◆ AVAILABLE RECORDS ◆

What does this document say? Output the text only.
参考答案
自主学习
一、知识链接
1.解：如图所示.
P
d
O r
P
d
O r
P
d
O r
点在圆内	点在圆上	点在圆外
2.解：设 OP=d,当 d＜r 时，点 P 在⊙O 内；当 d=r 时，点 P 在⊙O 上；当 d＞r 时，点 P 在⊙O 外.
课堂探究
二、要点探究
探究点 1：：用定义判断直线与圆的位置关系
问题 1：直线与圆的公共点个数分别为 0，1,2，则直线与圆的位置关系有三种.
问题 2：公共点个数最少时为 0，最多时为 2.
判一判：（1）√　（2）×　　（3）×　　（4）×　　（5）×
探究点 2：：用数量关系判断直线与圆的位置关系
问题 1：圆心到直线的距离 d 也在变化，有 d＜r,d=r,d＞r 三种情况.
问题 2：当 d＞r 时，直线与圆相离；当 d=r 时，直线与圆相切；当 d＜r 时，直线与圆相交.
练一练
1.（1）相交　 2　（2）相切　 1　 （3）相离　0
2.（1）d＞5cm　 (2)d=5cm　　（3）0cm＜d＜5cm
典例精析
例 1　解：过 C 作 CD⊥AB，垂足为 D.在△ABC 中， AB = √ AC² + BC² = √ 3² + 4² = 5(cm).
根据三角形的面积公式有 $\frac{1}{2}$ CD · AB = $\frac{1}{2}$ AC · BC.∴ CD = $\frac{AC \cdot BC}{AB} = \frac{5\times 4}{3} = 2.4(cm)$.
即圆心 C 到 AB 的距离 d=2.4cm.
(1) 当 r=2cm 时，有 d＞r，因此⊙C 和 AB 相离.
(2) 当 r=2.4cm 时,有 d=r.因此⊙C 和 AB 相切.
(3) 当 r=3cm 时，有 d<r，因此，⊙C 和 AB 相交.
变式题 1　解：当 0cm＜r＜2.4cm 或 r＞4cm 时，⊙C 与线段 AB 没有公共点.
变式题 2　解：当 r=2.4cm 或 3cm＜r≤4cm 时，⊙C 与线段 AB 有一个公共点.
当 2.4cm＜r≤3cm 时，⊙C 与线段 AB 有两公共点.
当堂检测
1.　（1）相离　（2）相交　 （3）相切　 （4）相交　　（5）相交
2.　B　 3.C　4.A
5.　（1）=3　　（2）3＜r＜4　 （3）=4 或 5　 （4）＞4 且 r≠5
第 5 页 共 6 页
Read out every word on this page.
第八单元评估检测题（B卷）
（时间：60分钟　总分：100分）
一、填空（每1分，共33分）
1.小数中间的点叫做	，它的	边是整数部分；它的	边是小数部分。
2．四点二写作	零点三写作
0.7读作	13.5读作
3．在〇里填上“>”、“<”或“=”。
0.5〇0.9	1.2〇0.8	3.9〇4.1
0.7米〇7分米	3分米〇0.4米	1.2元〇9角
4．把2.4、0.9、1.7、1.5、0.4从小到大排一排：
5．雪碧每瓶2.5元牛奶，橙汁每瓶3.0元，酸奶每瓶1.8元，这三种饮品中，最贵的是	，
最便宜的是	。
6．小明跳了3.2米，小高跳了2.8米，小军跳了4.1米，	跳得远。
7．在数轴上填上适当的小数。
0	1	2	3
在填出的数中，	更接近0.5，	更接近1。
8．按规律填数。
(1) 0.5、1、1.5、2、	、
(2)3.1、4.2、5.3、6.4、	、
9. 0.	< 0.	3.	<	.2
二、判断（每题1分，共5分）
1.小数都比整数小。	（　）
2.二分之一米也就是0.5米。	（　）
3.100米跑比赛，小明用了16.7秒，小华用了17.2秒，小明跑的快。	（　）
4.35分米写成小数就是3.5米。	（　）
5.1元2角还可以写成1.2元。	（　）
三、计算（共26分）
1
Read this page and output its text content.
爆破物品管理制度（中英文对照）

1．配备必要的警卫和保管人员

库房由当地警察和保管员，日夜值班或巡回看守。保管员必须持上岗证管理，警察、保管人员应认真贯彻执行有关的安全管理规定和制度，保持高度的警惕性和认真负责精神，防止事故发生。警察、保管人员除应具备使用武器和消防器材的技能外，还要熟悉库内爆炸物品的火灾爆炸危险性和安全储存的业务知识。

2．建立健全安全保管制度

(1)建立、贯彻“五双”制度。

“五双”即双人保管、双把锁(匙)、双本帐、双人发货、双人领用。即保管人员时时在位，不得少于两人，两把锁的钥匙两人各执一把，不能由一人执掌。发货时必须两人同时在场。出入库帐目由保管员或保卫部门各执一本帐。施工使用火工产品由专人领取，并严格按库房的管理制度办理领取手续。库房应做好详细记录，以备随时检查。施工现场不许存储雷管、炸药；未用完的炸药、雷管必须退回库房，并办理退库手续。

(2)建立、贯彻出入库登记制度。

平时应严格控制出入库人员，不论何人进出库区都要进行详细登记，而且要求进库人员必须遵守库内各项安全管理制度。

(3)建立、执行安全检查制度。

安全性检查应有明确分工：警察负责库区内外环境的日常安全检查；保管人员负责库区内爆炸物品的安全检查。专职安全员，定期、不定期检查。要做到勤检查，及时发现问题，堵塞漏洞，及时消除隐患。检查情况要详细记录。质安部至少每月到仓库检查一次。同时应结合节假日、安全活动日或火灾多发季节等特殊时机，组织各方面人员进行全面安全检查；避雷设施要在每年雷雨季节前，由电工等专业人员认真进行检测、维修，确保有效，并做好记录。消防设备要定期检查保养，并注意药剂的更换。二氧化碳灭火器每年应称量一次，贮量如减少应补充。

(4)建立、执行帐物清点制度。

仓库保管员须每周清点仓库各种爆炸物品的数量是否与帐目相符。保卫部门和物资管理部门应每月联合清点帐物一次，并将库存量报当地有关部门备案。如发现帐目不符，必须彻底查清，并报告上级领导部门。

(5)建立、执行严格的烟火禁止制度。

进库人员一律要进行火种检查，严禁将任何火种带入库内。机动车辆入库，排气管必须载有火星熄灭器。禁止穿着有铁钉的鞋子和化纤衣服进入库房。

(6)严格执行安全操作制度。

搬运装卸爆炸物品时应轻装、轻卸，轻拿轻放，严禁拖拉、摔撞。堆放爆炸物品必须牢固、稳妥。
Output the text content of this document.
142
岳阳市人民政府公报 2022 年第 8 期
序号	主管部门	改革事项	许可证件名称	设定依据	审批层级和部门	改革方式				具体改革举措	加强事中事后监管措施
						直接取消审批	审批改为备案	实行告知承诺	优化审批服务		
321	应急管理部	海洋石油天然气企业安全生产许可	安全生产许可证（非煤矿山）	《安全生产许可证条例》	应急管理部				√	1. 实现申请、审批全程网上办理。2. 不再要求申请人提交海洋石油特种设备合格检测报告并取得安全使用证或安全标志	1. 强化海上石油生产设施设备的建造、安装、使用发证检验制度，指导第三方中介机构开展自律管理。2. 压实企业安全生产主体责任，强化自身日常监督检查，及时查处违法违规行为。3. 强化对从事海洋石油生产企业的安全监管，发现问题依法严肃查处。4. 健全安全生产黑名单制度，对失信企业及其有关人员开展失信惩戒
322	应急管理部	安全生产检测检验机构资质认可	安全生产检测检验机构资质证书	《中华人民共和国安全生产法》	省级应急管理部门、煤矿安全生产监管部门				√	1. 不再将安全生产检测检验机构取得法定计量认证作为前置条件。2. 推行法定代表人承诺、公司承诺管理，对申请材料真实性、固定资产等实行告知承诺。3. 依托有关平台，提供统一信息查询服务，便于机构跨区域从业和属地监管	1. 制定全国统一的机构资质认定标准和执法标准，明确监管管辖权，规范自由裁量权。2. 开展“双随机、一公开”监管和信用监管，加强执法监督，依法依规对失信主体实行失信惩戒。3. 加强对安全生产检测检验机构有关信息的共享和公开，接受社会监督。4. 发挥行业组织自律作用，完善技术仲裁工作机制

◆ WORK REQUIRED ◆
Scan the records above for the string "Read", then report every line that contains it.

◆ COMPLETED EXERCISE ◆
Read out every word on this page.
Read this page and output its text content.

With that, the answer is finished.